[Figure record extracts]
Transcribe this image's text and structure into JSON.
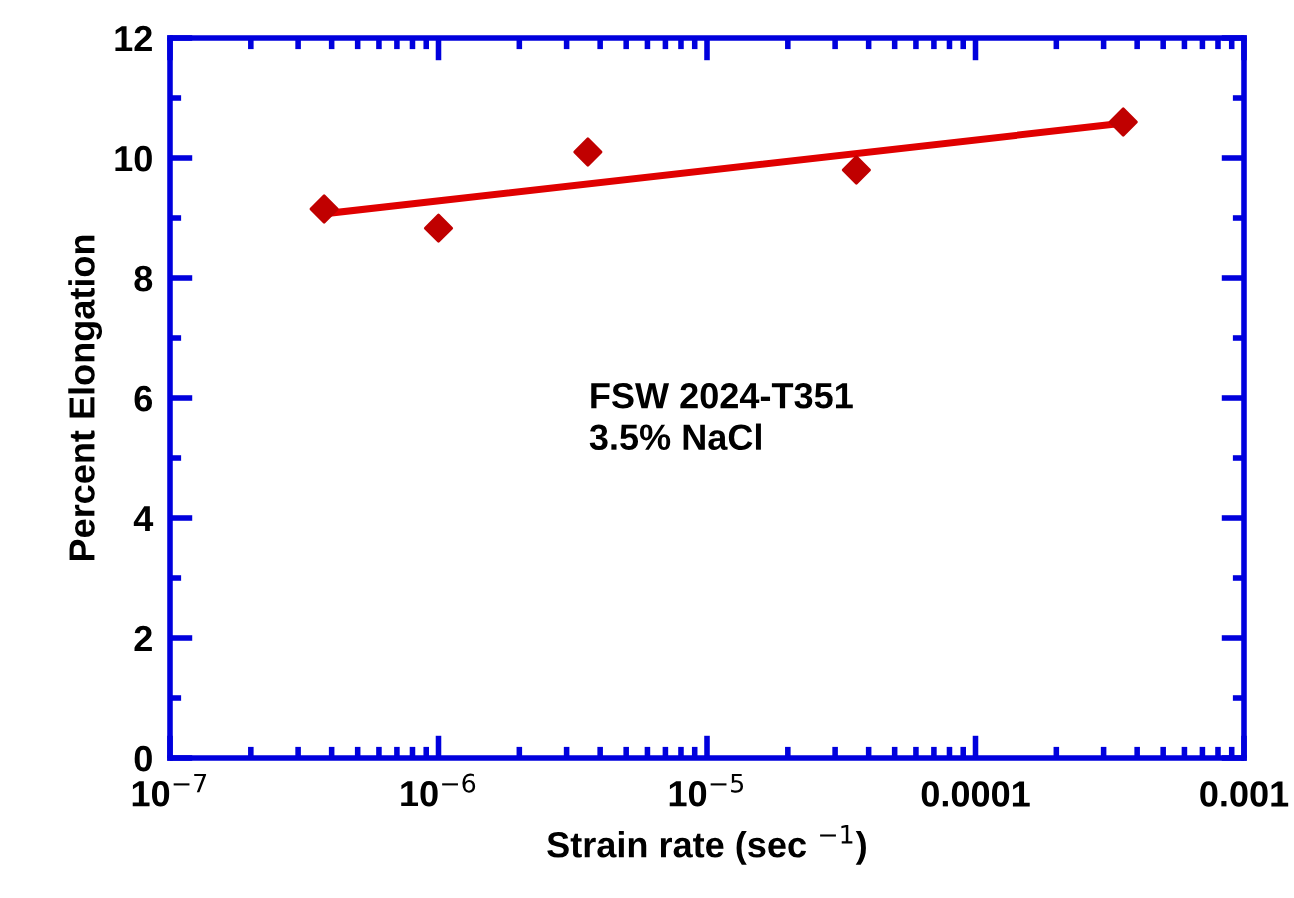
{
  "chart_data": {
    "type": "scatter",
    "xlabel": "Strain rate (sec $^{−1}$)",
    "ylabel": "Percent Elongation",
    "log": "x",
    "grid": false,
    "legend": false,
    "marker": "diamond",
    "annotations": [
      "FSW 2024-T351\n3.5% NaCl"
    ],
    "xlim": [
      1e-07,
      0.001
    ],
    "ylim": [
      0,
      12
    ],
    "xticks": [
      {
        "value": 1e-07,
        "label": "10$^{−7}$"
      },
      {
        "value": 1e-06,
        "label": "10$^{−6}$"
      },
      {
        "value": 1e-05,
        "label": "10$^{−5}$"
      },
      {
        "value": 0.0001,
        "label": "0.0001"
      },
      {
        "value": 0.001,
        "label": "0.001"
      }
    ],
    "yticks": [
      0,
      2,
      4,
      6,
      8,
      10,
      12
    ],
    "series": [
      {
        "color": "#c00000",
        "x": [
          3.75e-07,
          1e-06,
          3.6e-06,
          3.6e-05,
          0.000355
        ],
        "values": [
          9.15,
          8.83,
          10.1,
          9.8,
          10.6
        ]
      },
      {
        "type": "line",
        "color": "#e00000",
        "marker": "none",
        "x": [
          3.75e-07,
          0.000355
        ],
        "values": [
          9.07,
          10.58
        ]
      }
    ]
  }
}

AIM: Transcribe the whole listing exactly. Pictures are excluded.

SOLVED PROBLEM:
Transcribe this image's text and structure into JSON.
{
  "chart_data": {
    "type": "scatter",
    "xlabel": "Strain rate (sec $^{−1}$)",
    "ylabel": "Percent Elongation",
    "log": "x",
    "grid": false,
    "legend": false,
    "marker": "diamond",
    "annotations": [
      "FSW 2024-T351\n3.5% NaCl"
    ],
    "xlim": [
      1e-07,
      0.001
    ],
    "ylim": [
      0,
      12
    ],
    "xticks": [
      {
        "value": 1e-07,
        "label": "10$^{−7}$"
      },
      {
        "value": 1e-06,
        "label": "10$^{−6}$"
      },
      {
        "value": 1e-05,
        "label": "10$^{−5}$"
      },
      {
        "value": 0.0001,
        "label": "0.0001"
      },
      {
        "value": 0.001,
        "label": "0.001"
      }
    ],
    "yticks": [
      0,
      2,
      4,
      6,
      8,
      10,
      12
    ],
    "series": [
      {
        "color": "#c00000",
        "x": [
          3.75e-07,
          1e-06,
          3.6e-06,
          3.6e-05,
          0.000355
        ],
        "values": [
          9.15,
          8.83,
          10.1,
          9.8,
          10.6
        ]
      },
      {
        "type": "line",
        "color": "#e00000",
        "marker": "none",
        "x": [
          3.75e-07,
          0.000355
        ],
        "values": [
          9.07,
          10.58
        ]
      }
    ]
  }
}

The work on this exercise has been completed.